Short exercise: Set down every record once more, exactly as given.

Extracted data:
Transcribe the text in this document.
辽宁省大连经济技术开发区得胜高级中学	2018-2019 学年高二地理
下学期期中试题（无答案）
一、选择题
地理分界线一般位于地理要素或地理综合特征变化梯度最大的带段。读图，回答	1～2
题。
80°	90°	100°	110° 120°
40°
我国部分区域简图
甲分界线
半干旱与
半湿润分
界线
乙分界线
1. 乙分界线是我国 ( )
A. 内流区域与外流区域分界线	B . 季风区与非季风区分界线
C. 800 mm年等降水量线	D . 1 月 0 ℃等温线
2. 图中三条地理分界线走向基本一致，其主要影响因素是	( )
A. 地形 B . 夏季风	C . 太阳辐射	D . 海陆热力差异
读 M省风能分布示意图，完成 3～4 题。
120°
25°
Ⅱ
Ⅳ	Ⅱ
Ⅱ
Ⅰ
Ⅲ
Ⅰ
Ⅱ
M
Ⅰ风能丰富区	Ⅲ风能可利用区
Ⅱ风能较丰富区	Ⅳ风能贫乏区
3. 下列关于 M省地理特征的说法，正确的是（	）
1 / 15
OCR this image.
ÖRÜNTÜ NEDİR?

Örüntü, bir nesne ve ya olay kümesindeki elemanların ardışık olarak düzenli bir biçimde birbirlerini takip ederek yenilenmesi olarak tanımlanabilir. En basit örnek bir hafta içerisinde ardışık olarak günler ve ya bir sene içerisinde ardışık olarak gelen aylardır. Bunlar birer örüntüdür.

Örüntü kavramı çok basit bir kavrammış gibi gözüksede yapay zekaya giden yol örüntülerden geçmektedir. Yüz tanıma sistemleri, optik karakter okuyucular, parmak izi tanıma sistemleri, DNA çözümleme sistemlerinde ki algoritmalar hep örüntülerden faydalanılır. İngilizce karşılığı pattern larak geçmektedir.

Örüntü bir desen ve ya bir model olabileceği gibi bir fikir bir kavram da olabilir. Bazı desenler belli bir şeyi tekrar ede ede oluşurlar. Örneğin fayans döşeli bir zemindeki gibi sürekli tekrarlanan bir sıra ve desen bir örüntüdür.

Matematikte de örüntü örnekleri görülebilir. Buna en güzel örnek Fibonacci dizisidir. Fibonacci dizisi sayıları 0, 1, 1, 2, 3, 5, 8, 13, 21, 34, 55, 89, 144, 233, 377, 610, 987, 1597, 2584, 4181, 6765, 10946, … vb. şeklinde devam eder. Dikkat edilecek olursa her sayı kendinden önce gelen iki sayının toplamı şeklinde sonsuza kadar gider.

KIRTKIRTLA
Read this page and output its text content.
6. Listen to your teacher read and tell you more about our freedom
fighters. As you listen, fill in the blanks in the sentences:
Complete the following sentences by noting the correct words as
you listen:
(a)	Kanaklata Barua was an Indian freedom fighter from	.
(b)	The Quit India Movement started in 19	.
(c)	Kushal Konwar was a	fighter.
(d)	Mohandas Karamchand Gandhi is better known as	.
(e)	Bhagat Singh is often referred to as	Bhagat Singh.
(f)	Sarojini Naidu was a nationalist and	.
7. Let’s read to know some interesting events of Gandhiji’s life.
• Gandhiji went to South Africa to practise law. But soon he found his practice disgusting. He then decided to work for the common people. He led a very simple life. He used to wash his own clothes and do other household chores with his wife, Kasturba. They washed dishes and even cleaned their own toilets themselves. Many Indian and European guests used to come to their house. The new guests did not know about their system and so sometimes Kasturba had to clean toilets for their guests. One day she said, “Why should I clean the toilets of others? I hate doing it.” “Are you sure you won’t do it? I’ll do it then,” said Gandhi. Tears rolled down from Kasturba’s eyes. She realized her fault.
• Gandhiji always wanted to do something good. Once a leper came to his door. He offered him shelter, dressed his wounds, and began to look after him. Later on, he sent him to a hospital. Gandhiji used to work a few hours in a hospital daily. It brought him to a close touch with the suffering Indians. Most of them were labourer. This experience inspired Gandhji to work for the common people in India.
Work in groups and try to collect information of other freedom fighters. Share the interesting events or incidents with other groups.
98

Task result:
Transcribe the text in this document.
辽宁省大连经济技术开发区得胜高级中学	2018-2019 学年高二地理
下学期期中试题（无答案）
一、选择题
地理分界线一般位于地理要素或地理综合特征变化梯度最大的带段。读图，回答	1～2
题。
80°	90°	100°	110° 120°
40°
我国部分区域简图
甲分界线
半干旱与
半湿润分
界线
乙分界线
1. 乙分界线是我国 ( )
A. 内流区域与外流区域分界线	B . 季风区与非季风区分界线
C. 800 mm年等降水量线	D . 1 月 0 ℃等温线
2. 图中三条地理分界线走向基本一致，其主要影响因素是	( )
A. 地形 B . 夏季风	C . 太阳辐射	D . 海陆热力差异
读 M省风能分布示意图，完成 3～4 题。
120°
25°
Ⅱ
Ⅳ	Ⅱ
Ⅱ
Ⅰ
Ⅲ
Ⅰ
Ⅱ
M
Ⅰ风能丰富区	Ⅲ风能可利用区
Ⅱ风能较丰富区	Ⅳ风能贫乏区
3. 下列关于 M省地理特征的说法，正确的是（	）
1 / 15
OCR this image.
ÖRÜNTÜ NEDİR?

Örüntü, bir nesne ve ya olay kümesindeki elemanların ardışık olarak düzenli bir biçimde birbirlerini takip ederek yenilenmesi olarak tanımlanabilir. En basit örnek bir hafta içerisinde ardışık olarak günler ve ya bir sene içerisinde ardışık olarak gelen aylardır. Bunlar birer örüntüdür.

Örüntü kavramı çok basit bir kavrammış gibi gözüksede yapay zekaya giden yol örüntülerden geçmektedir. Yüz tanıma sistemleri, optik karakter okuyucular, parmak izi tanıma sistemleri, DNA çözümleme sistemlerinde ki algoritmalar hep örüntülerden faydalanılır. İngilizce karşılığı pattern larak geçmektedir.

Örüntü bir desen ve ya bir model olabileceği gibi bir fikir bir kavram da olabilir. Bazı desenler belli bir şeyi tekrar ede ede oluşurlar. Örneğin fayans döşeli bir zemindeki gibi sürekli tekrarlanan bir sıra ve desen bir örüntüdür.

Matematikte de örüntü örnekleri görülebilir. Buna en güzel örnek Fibonacci dizisidir. Fibonacci dizisi sayıları 0, 1, 1, 2, 3, 5, 8, 13, 21, 34, 55, 89, 144, 233, 377, 610, 987, 1597, 2584, 4181, 6765, 10946, … vb. şeklinde devam eder. Dikkat edilecek olursa her sayı kendinden önce gelen iki sayının toplamı şeklinde sonsuza kadar gider.

KIRTKIRTLA
Read this page and output its text content.
6. Listen to your teacher read and tell you more about our freedom
fighters. As you listen, fill in the blanks in the sentences:
Complete the following sentences by noting the correct words as
you listen:
(a)	Kanaklata Barua was an Indian freedom fighter from	.
(b)	The Quit India Movement started in 19	.
(c)	Kushal Konwar was a	fighter.
(d)	Mohandas Karamchand Gandhi is better known as	.
(e)	Bhagat Singh is often referred to as	Bhagat Singh.
(f)	Sarojini Naidu was a nationalist and	.
7. Let’s read to know some interesting events of Gandhiji’s life.
• Gandhiji went to South Africa to practise law. But soon he found his practice disgusting. He then decided to work for the common people. He led a very simple life. He used to wash his own clothes and do other household chores with his wife, Kasturba. They washed dishes and even cleaned their own toilets themselves. Many Indian and European guests used to come to their house. The new guests did not know about their system and so sometimes Kasturba had to clean toilets for their guests. One day she said, “Why should I clean the toilets of others? I hate doing it.” “Are you sure you won’t do it? I’ll do it then,” said Gandhi. Tears rolled down from Kasturba’s eyes. She realized her fault.
• Gandhiji always wanted to do something good. Once a leper came to his door. He offered him shelter, dressed his wounds, and began to look after him. Later on, he sent him to a hospital. Gandhiji used to work a few hours in a hospital daily. It brought him to a close touch with the suffering Indians. Most of them were labourer. This experience inspired Gandhji to work for the common people in India.
Work in groups and try to collect information of other freedom fighters. Share the interesting events or incidents with other groups.
98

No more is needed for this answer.